-- Data for this exercise --
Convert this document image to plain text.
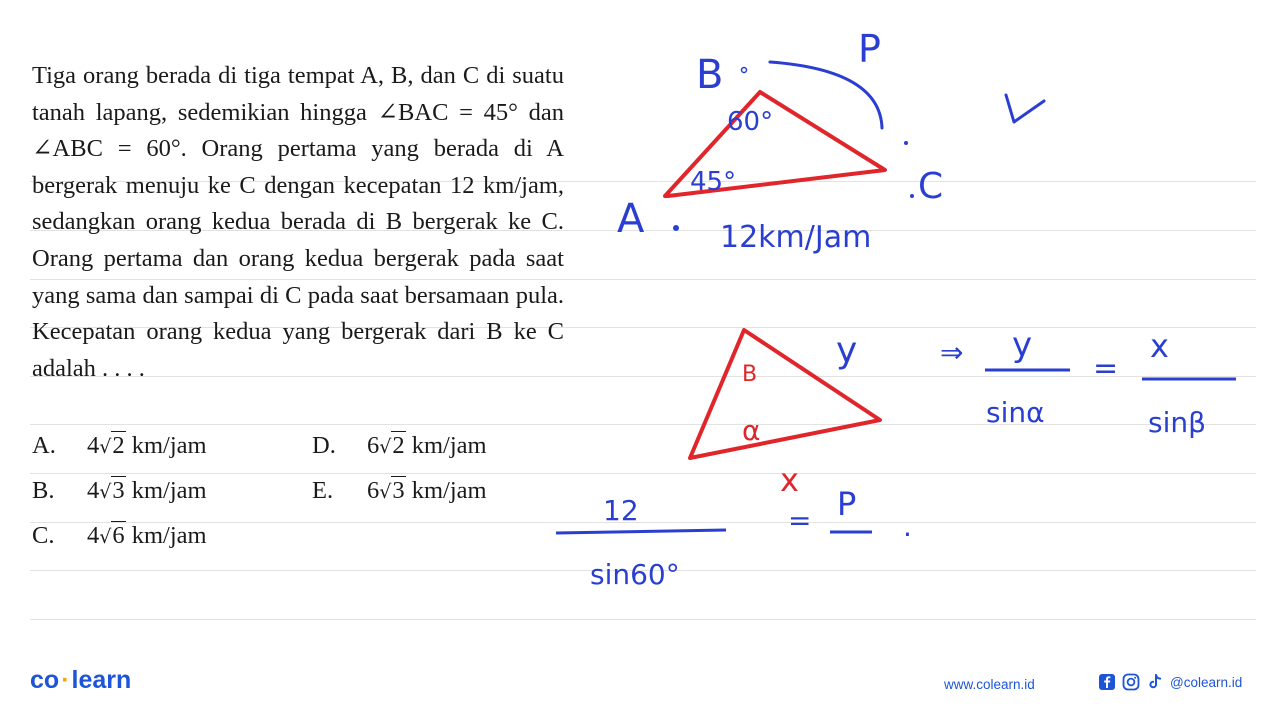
Tiga orang berada di tiga tempat A, B, dan C di suatu tanah lapang, sedemikian hingga ∠BAC = 45° dan ∠ABC = 60°. Orang pertama yang berada di A bergerak menuju ke C dengan kecepatan 12 km/jam, sedangkan orang kedua berada di B bergerak ke C. Orang pertama dan orang kedua bergerak pada saat yang sama dan sampai di C pada saat bersamaan pula. Kecepatan orang kedua yang bergerak dari B ke C adalah . . . .

A. 4√2 km/jam
B. 4√3 km/jam
C. 4√6 km/jam
D. 6√2 km/jam
E. 6√3 km/jam
B
P
60°
45°	C
A	12km/Jam
B
α
y
x
⇒ y
sinα
=
x
sinβ
12
sin60°
= P
.
co·learn	www.colearn.id	@colearn.id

-- Given instruction --
Strip out the pictures and quote the remaining data word for word.

-- Task solution --
Convert this document image to plain text.
Tiga orang berada di tiga tempat A, B, dan C di suatu tanah lapang, sedemikian hingga ∠BAC = 45° dan ∠ABC = 60°. Orang pertama yang berada di A bergerak menuju ke C dengan kecepatan 12 km/jam, sedangkan orang kedua berada di B bergerak ke C. Orang pertama dan orang kedua bergerak pada saat yang sama dan sampai di C pada saat bersamaan pula. Kecepatan orang kedua yang bergerak dari B ke C adalah . . . .

A. 4√2 km/jam
B. 4√3 km/jam
C. 4√6 km/jam
D. 6√2 km/jam
E. 6√3 km/jam
B
P
60°
45°	C
A	12km/Jam
B
α
y
x
⇒ y
sinα
=
x
sinβ
12
sin60°
= P
.
co·learn	www.colearn.id	@colearn.id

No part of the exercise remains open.